*** Records shown

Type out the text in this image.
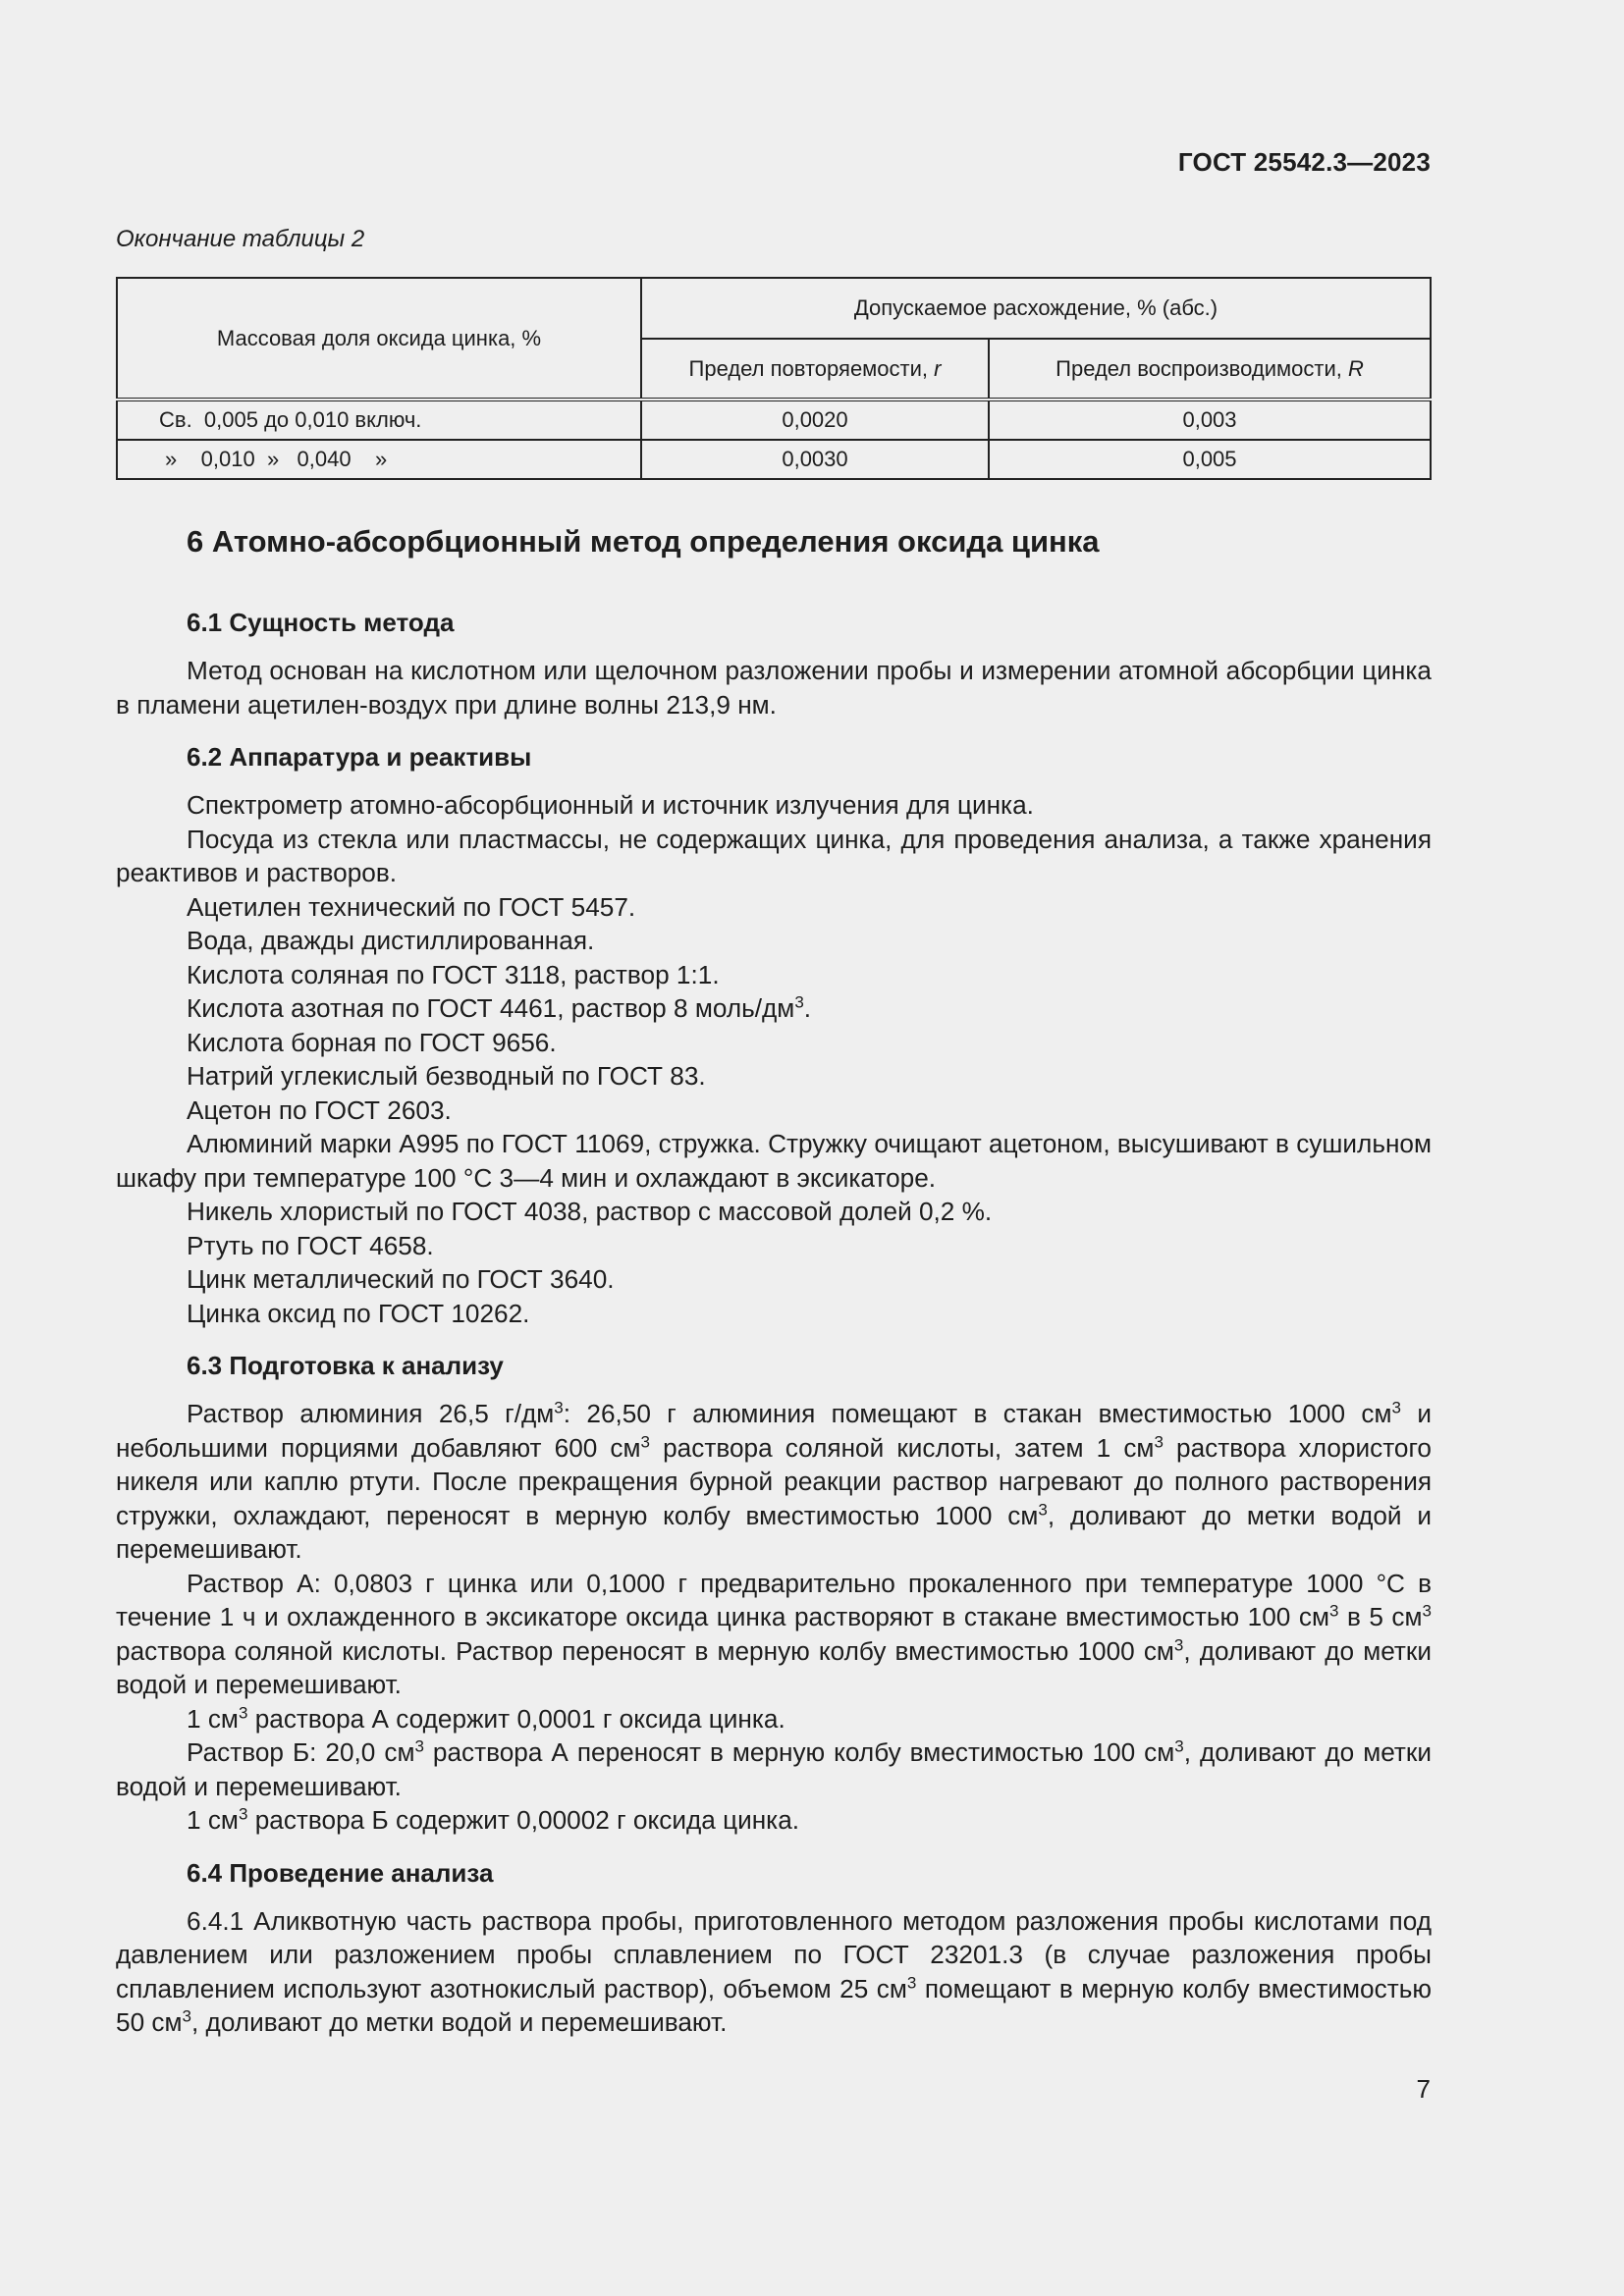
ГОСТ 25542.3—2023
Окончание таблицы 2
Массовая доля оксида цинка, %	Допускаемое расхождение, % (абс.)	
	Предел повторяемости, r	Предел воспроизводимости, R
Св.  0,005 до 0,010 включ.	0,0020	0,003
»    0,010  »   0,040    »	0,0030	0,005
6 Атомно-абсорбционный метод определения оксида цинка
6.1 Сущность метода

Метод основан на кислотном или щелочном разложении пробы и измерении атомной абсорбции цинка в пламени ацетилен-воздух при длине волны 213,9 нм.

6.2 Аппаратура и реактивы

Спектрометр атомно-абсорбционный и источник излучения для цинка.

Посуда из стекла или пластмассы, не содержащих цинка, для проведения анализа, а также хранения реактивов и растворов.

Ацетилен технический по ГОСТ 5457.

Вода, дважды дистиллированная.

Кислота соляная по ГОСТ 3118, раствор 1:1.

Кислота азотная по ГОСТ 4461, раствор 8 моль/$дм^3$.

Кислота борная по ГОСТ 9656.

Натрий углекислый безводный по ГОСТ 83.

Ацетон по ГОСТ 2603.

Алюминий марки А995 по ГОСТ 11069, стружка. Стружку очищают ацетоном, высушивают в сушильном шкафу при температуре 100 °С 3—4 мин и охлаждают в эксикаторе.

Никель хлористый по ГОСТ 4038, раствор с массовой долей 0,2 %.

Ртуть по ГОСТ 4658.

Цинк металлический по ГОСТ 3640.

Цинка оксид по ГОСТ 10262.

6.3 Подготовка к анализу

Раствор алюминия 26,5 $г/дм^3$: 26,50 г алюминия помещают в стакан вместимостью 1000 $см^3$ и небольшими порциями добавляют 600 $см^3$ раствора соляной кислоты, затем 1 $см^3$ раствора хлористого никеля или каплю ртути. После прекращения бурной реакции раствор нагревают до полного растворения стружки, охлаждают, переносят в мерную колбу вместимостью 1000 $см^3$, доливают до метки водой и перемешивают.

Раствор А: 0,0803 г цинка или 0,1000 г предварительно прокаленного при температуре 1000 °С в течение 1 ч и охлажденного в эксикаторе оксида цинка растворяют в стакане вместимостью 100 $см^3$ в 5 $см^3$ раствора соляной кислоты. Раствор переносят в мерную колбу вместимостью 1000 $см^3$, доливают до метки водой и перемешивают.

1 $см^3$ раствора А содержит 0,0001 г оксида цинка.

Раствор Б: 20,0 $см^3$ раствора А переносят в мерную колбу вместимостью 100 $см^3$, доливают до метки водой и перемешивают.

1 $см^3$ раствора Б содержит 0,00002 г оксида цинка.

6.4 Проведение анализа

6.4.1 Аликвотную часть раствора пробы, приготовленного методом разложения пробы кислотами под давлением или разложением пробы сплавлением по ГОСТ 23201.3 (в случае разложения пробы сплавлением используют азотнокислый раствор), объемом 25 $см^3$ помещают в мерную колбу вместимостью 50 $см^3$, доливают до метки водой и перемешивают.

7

******
*** Records shown

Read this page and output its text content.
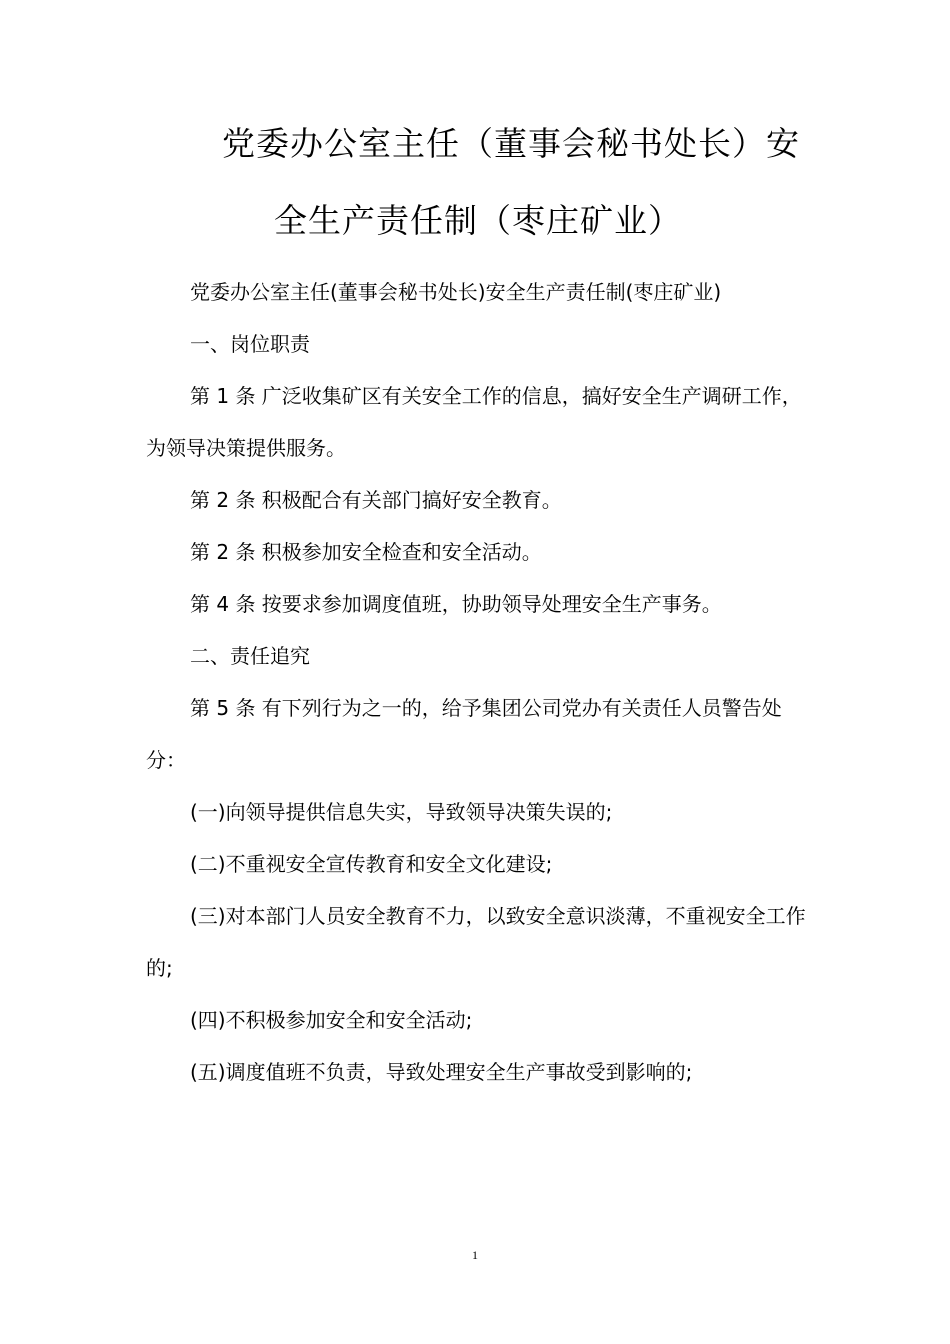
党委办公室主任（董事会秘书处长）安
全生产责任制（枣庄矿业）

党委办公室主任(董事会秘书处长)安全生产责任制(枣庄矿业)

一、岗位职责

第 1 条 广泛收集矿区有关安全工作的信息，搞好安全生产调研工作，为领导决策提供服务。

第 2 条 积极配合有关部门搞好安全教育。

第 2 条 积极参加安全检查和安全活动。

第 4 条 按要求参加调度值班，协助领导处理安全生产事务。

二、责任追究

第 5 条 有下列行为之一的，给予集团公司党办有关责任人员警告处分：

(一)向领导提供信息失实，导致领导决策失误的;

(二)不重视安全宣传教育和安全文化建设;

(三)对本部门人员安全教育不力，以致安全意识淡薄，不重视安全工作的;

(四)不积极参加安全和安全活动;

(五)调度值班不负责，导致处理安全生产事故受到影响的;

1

******
*** Records shown

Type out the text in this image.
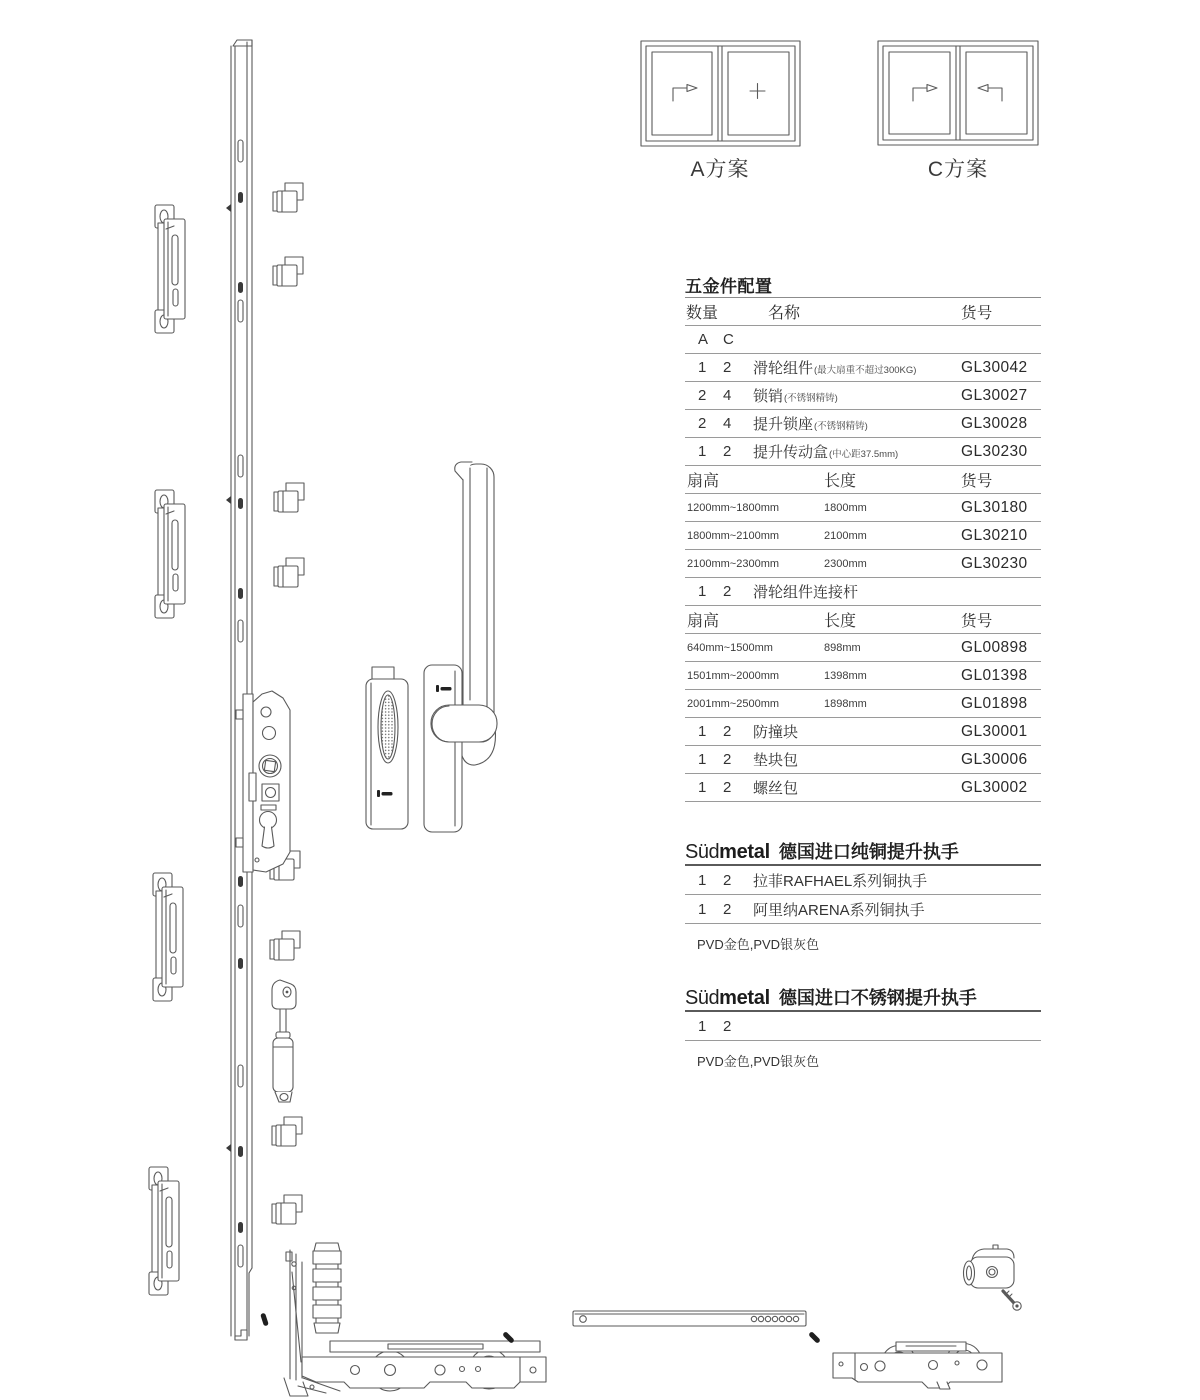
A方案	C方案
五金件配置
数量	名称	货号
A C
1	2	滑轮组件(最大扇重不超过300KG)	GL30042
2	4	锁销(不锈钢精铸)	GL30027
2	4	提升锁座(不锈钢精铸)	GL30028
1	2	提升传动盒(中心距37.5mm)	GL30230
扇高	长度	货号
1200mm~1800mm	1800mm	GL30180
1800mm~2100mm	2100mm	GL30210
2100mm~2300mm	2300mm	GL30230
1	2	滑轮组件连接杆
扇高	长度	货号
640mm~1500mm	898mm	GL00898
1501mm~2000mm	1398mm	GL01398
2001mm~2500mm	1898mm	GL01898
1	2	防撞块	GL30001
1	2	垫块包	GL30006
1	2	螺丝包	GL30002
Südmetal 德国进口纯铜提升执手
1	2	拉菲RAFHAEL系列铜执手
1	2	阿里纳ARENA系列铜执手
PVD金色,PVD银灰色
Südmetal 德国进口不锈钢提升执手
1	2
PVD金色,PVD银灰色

******

● **Directions**
Within the data above, pick out all lines holding the word "помещают".

● **Task response**
Раствор алюминия 26,5 $г/дм^3$: 26,50 г алюминия помещают в стакан вместимостью 1000 $см^3$ и небольшими порциями добавляют 600 $см^3$ раствора соляной кислоты, затем 1 $см^3$ раствора хлористого никеля или каплю ртути. После прекращения бурной реакции раствор нагревают до полного растворения стружки, охлаждают, переносят в мерную колбу вместимостью 1000 $см^3$, доливают до метки водой и перемешивают.
6.4.1 Аликвотную часть раствора пробы, приготовленного методом разложения пробы кислотами под давлением или разложением пробы сплавлением по ГОСТ 23201.3 (в случае разложения пробы сплавлением используют азотнокислый раствор), объемом 25 $см^3$ помещают в мерную колбу вместимостью 50 $см^3$, доливают до метки водой и перемешивают.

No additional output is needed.